_Exercise_.
From the entries below, copy out all lines holding "Fasting".

_Input material_.
*****

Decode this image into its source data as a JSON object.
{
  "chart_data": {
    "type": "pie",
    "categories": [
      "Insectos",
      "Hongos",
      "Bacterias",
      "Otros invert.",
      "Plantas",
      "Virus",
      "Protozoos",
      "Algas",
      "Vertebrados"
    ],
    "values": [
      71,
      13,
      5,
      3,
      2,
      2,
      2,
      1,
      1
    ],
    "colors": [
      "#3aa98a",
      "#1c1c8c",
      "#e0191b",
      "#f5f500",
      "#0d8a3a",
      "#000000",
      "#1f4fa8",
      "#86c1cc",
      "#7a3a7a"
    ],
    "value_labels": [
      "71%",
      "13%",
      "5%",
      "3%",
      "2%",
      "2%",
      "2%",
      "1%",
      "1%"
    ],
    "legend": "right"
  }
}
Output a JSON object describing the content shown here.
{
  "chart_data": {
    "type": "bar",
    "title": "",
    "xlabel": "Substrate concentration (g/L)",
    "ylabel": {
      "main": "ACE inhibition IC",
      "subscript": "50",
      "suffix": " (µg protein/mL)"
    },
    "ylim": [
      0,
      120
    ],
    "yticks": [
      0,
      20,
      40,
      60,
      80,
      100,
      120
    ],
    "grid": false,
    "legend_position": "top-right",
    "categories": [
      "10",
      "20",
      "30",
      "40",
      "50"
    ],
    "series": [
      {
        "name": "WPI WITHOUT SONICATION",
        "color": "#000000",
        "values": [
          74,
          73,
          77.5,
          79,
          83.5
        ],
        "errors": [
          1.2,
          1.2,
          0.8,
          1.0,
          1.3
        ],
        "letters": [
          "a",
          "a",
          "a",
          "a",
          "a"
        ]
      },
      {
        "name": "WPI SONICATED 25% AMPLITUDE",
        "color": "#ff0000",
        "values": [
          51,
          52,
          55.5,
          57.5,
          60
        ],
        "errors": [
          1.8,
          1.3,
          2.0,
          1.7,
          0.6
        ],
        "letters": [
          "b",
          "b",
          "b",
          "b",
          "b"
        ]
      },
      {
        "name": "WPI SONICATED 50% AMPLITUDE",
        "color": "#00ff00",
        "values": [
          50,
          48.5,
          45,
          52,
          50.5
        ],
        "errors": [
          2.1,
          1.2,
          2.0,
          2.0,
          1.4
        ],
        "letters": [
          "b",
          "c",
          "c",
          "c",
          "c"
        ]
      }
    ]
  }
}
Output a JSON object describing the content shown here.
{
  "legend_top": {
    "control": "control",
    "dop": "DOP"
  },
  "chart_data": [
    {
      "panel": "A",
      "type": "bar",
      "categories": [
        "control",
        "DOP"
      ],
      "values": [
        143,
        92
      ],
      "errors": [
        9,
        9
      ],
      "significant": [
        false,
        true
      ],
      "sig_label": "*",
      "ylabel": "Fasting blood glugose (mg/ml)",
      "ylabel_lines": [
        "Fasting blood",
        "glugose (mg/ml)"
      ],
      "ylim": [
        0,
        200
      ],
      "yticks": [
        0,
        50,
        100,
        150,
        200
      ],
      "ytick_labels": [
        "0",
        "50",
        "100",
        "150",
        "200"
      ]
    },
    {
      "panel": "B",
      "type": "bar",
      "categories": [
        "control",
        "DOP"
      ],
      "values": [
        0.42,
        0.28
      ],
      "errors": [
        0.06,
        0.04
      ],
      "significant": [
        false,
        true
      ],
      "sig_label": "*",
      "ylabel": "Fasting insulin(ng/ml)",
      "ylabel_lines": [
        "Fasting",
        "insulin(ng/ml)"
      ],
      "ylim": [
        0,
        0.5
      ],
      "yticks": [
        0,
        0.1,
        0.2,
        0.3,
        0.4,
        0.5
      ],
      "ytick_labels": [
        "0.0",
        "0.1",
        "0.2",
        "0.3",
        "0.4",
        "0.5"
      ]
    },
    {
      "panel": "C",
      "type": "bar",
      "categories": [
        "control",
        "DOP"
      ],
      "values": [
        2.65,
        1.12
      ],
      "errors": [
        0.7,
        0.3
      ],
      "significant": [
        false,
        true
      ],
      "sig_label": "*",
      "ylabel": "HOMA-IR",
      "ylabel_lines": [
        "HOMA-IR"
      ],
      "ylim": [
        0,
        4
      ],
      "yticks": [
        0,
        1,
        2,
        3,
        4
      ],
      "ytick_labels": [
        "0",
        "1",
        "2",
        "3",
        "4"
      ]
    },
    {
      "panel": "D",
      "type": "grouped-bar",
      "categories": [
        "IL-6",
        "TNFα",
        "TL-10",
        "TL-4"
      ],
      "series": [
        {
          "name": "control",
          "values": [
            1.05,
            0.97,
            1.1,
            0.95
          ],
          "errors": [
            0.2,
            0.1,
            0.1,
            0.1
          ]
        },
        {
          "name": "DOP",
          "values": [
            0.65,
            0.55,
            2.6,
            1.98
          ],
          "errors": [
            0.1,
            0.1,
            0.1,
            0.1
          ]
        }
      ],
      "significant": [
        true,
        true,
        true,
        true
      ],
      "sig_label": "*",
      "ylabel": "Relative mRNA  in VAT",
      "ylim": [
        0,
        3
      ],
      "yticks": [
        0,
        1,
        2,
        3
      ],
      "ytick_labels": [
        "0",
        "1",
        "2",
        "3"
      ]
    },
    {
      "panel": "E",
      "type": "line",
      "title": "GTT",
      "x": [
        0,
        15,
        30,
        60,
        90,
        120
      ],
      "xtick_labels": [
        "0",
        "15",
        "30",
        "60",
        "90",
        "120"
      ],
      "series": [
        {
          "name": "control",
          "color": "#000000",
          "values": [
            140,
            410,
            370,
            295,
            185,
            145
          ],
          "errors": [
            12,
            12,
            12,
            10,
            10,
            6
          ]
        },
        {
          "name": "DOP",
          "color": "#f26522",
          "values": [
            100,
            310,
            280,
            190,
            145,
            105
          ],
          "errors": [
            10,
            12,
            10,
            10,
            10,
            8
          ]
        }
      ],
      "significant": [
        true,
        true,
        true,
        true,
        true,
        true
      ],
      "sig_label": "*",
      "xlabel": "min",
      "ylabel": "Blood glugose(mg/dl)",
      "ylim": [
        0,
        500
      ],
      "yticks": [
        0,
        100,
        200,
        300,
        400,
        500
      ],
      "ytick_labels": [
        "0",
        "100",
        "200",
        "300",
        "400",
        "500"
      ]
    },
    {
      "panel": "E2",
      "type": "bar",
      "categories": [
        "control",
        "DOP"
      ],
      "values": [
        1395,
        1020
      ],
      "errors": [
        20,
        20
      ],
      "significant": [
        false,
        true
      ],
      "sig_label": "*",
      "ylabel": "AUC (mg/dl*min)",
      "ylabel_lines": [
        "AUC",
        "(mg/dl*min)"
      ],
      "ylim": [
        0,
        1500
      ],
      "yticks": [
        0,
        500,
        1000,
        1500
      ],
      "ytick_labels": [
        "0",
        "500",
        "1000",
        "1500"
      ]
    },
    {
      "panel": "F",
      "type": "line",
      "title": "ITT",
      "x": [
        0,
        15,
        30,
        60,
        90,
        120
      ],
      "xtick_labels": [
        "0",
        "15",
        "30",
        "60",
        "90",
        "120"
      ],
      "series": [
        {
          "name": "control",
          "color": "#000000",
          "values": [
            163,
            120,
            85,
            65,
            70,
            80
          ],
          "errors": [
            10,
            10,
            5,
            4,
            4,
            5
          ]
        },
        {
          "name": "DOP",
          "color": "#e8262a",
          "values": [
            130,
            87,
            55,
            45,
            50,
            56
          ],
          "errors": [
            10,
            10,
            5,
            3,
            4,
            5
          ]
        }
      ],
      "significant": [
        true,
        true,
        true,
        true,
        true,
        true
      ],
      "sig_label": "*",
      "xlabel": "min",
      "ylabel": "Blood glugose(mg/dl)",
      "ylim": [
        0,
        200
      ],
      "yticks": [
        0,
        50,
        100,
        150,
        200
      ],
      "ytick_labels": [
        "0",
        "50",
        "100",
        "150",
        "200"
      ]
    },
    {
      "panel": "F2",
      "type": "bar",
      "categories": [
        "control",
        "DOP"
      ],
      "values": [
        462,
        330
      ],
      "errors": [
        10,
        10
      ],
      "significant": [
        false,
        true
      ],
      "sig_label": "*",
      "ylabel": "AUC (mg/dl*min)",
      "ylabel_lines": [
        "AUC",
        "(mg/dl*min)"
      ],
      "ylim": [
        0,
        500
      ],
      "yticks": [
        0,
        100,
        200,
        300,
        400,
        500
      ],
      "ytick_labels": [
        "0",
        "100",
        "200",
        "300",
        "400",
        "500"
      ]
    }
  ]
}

*****

_Finished exercise_.
      "ylabel": "Fasting blood glugose (mg/ml)",
        "Fasting blood",
      "ylabel": "Fasting insulin(ng/ml)",
        "Fasting",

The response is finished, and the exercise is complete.